**GIVEN INSTRUCTION:** Could you write out every entry exactly as it stands?

**INFORMATION SHOWN:**

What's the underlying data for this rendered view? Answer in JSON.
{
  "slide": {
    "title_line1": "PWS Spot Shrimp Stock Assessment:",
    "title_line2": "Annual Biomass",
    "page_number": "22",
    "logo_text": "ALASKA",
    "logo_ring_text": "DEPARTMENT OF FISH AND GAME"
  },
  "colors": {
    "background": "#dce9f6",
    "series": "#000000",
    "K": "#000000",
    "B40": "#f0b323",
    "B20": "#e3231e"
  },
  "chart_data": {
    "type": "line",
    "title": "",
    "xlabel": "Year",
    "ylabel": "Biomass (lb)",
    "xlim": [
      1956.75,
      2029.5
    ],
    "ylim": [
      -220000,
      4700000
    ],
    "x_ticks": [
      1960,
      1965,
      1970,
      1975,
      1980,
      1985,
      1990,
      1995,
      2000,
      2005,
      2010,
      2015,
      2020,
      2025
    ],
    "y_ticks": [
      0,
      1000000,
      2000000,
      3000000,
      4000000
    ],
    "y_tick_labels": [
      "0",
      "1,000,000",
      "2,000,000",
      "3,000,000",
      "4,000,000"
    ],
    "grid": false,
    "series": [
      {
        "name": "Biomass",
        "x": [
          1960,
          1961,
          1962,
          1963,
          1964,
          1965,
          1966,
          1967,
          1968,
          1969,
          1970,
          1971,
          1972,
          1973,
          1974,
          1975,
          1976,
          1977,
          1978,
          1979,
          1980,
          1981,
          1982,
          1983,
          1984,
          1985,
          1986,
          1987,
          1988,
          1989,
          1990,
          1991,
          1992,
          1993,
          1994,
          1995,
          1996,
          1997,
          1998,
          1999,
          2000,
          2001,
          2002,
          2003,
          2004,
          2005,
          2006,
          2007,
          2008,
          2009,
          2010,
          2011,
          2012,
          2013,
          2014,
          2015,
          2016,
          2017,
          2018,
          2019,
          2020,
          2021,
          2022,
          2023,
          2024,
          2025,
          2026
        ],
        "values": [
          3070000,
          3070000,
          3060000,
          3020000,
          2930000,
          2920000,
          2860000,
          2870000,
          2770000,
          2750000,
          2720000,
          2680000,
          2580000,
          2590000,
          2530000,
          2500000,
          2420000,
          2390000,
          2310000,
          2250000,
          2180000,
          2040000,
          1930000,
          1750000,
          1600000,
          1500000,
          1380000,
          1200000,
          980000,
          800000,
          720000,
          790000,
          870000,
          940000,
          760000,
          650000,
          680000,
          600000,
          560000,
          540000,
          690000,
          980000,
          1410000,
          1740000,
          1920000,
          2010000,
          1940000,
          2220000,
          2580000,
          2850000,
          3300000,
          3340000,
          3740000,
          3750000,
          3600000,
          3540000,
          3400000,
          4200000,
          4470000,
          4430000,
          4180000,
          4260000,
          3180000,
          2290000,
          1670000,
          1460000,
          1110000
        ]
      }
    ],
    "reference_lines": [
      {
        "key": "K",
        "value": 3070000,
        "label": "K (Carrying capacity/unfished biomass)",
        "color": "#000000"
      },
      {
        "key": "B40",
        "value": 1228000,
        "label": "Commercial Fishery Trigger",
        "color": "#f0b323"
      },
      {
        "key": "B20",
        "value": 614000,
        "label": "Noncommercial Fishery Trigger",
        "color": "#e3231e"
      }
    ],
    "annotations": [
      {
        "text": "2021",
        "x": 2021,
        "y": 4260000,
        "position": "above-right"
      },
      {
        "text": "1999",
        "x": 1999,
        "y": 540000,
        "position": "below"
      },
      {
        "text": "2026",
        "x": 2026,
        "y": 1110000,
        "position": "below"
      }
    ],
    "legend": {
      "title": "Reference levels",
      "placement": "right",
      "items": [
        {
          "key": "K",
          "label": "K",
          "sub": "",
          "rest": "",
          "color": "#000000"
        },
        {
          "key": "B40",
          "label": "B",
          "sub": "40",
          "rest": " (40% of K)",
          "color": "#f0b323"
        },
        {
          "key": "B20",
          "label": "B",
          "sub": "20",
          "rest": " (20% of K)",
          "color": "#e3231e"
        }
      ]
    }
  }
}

**ANSWER BELOW:**
What's the underlying data for this rendered view? Answer in JSON.
{
  "slide": {
    "title_line1": "PWS Spot Shrimp Stock Assessment:",
    "title_line2": "Annual Biomass",
    "page_number": "22",
    "logo_text": "ALASKA",
    "logo_ring_text": "DEPARTMENT OF FISH AND GAME"
  },
  "colors": {
    "background": "#dce9f6",
    "series": "#000000",
    "K": "#000000",
    "B40": "#f0b323",
    "B20": "#e3231e"
  },
  "chart_data": {
    "type": "line",
    "title": "",
    "xlabel": "Year",
    "ylabel": "Biomass (lb)",
    "xlim": [
      1956.75,
      2029.5
    ],
    "ylim": [
      -220000,
      4700000
    ],
    "x_ticks": [
      1960,
      1965,
      1970,
      1975,
      1980,
      1985,
      1990,
      1995,
      2000,
      2005,
      2010,
      2015,
      2020,
      2025
    ],
    "y_ticks": [
      0,
      1000000,
      2000000,
      3000000,
      4000000
    ],
    "y_tick_labels": [
      "0",
      "1,000,000",
      "2,000,000",
      "3,000,000",
      "4,000,000"
    ],
    "grid": false,
    "series": [
      {
        "name": "Biomass",
        "x": [
          1960,
          1961,
          1962,
          1963,
          1964,
          1965,
          1966,
          1967,
          1968,
          1969,
          1970,
          1971,
          1972,
          1973,
          1974,
          1975,
          1976,
          1977,
          1978,
          1979,
          1980,
          1981,
          1982,
          1983,
          1984,
          1985,
          1986,
          1987,
          1988,
          1989,
          1990,
          1991,
          1992,
          1993,
          1994,
          1995,
          1996,
          1997,
          1998,
          1999,
          2000,
          2001,
          2002,
          2003,
          2004,
          2005,
          2006,
          2007,
          2008,
          2009,
          2010,
          2011,
          2012,
          2013,
          2014,
          2015,
          2016,
          2017,
          2018,
          2019,
          2020,
          2021,
          2022,
          2023,
          2024,
          2025,
          2026
        ],
        "values": [
          3070000,
          3070000,
          3060000,
          3020000,
          2930000,
          2920000,
          2860000,
          2870000,
          2770000,
          2750000,
          2720000,
          2680000,
          2580000,
          2590000,
          2530000,
          2500000,
          2420000,
          2390000,
          2310000,
          2250000,
          2180000,
          2040000,
          1930000,
          1750000,
          1600000,
          1500000,
          1380000,
          1200000,
          980000,
          800000,
          720000,
          790000,
          870000,
          940000,
          760000,
          650000,
          680000,
          600000,
          560000,
          540000,
          690000,
          980000,
          1410000,
          1740000,
          1920000,
          2010000,
          1940000,
          2220000,
          2580000,
          2850000,
          3300000,
          3340000,
          3740000,
          3750000,
          3600000,
          3540000,
          3400000,
          4200000,
          4470000,
          4430000,
          4180000,
          4260000,
          3180000,
          2290000,
          1670000,
          1460000,
          1110000
        ]
      }
    ],
    "reference_lines": [
      {
        "key": "K",
        "value": 3070000,
        "label": "K (Carrying capacity/unfished biomass)",
        "color": "#000000"
      },
      {
        "key": "B40",
        "value": 1228000,
        "label": "Commercial Fishery Trigger",
        "color": "#f0b323"
      },
      {
        "key": "B20",
        "value": 614000,
        "label": "Noncommercial Fishery Trigger",
        "color": "#e3231e"
      }
    ],
    "annotations": [
      {
        "text": "2021",
        "x": 2021,
        "y": 4260000,
        "position": "above-right"
      },
      {
        "text": "1999",
        "x": 1999,
        "y": 540000,
        "position": "below"
      },
      {
        "text": "2026",
        "x": 2026,
        "y": 1110000,
        "position": "below"
      }
    ],
    "legend": {
      "title": "Reference levels",
      "placement": "right",
      "items": [
        {
          "key": "K",
          "label": "K",
          "sub": "",
          "rest": "",
          "color": "#000000"
        },
        {
          "key": "B40",
          "label": "B",
          "sub": "40",
          "rest": " (40% of K)",
          "color": "#f0b323"
        },
        {
          "key": "B20",
          "label": "B",
          "sub": "20",
          "rest": " (20% of K)",
          "color": "#e3231e"
        }
      ]
    }
  }
}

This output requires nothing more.